<<<<

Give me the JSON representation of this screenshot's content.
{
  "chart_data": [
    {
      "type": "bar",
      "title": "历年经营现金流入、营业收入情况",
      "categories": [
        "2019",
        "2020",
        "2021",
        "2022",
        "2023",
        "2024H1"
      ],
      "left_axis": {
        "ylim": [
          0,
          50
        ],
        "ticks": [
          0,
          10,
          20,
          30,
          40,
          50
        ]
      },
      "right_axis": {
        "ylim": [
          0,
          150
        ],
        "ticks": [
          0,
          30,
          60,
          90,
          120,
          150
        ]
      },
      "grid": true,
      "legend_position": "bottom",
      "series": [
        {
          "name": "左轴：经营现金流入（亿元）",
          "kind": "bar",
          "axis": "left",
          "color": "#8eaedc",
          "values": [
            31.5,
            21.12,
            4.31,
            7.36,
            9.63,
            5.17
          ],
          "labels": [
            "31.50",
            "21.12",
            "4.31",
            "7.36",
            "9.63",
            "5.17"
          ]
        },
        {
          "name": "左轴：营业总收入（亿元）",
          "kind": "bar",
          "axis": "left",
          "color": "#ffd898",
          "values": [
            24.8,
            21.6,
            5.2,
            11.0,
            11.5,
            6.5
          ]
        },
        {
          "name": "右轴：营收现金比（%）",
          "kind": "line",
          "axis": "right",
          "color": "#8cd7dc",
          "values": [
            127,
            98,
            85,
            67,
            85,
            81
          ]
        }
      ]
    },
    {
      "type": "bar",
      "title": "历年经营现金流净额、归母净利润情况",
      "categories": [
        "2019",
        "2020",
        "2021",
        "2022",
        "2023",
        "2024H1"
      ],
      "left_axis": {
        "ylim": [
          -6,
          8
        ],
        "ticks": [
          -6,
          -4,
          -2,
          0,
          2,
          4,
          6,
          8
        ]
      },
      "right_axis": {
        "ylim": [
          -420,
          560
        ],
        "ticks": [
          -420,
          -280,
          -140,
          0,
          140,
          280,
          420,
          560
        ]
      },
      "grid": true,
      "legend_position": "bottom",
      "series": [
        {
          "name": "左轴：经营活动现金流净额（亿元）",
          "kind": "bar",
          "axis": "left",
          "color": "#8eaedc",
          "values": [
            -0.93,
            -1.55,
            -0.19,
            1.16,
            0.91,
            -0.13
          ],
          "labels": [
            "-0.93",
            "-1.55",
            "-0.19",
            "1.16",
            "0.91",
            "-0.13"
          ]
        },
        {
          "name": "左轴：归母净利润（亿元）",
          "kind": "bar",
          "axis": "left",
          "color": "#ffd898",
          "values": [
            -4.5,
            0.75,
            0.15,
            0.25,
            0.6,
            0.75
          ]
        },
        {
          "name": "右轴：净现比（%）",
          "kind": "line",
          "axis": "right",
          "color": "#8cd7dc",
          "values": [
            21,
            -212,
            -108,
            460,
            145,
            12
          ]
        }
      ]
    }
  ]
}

>>>>

* What is being asked *
Retype all of the material above with every character intact.

* Output for this task *
Give me the JSON representation of this screenshot's content.
{
  "chart_data": [
    {
      "type": "bar",
      "title": "历年经营现金流入、营业收入情况",
      "categories": [
        "2019",
        "2020",
        "2021",
        "2022",
        "2023",
        "2024H1"
      ],
      "left_axis": {
        "ylim": [
          0,
          50
        ],
        "ticks": [
          0,
          10,
          20,
          30,
          40,
          50
        ]
      },
      "right_axis": {
        "ylim": [
          0,
          150
        ],
        "ticks": [
          0,
          30,
          60,
          90,
          120,
          150
        ]
      },
      "grid": true,
      "legend_position": "bottom",
      "series": [
        {
          "name": "左轴：经营现金流入（亿元）",
          "kind": "bar",
          "axis": "left",
          "color": "#8eaedc",
          "values": [
            31.5,
            21.12,
            4.31,
            7.36,
            9.63,
            5.17
          ],
          "labels": [
            "31.50",
            "21.12",
            "4.31",
            "7.36",
            "9.63",
            "5.17"
          ]
        },
        {
          "name": "左轴：营业总收入（亿元）",
          "kind": "bar",
          "axis": "left",
          "color": "#ffd898",
          "values": [
            24.8,
            21.6,
            5.2,
            11.0,
            11.5,
            6.5
          ]
        },
        {
          "name": "右轴：营收现金比（%）",
          "kind": "line",
          "axis": "right",
          "color": "#8cd7dc",
          "values": [
            127,
            98,
            85,
            67,
            85,
            81
          ]
        }
      ]
    },
    {
      "type": "bar",
      "title": "历年经营现金流净额、归母净利润情况",
      "categories": [
        "2019",
        "2020",
        "2021",
        "2022",
        "2023",
        "2024H1"
      ],
      "left_axis": {
        "ylim": [
          -6,
          8
        ],
        "ticks": [
          -6,
          -4,
          -2,
          0,
          2,
          4,
          6,
          8
        ]
      },
      "right_axis": {
        "ylim": [
          -420,
          560
        ],
        "ticks": [
          -420,
          -280,
          -140,
          0,
          140,
          280,
          420,
          560
        ]
      },
      "grid": true,
      "legend_position": "bottom",
      "series": [
        {
          "name": "左轴：经营活动现金流净额（亿元）",
          "kind": "bar",
          "axis": "left",
          "color": "#8eaedc",
          "values": [
            -0.93,
            -1.55,
            -0.19,
            1.16,
            0.91,
            -0.13
          ],
          "labels": [
            "-0.93",
            "-1.55",
            "-0.19",
            "1.16",
            "0.91",
            "-0.13"
          ]
        },
        {
          "name": "左轴：归母净利润（亿元）",
          "kind": "bar",
          "axis": "left",
          "color": "#ffd898",
          "values": [
            -4.5,
            0.75,
            0.15,
            0.25,
            0.6,
            0.75
          ]
        },
        {
          "name": "右轴：净现比（%）",
          "kind": "line",
          "axis": "right",
          "color": "#8cd7dc",
          "values": [
            21,
            -212,
            -108,
            460,
            145,
            12
          ]
        }
      ]
    }
  ]
}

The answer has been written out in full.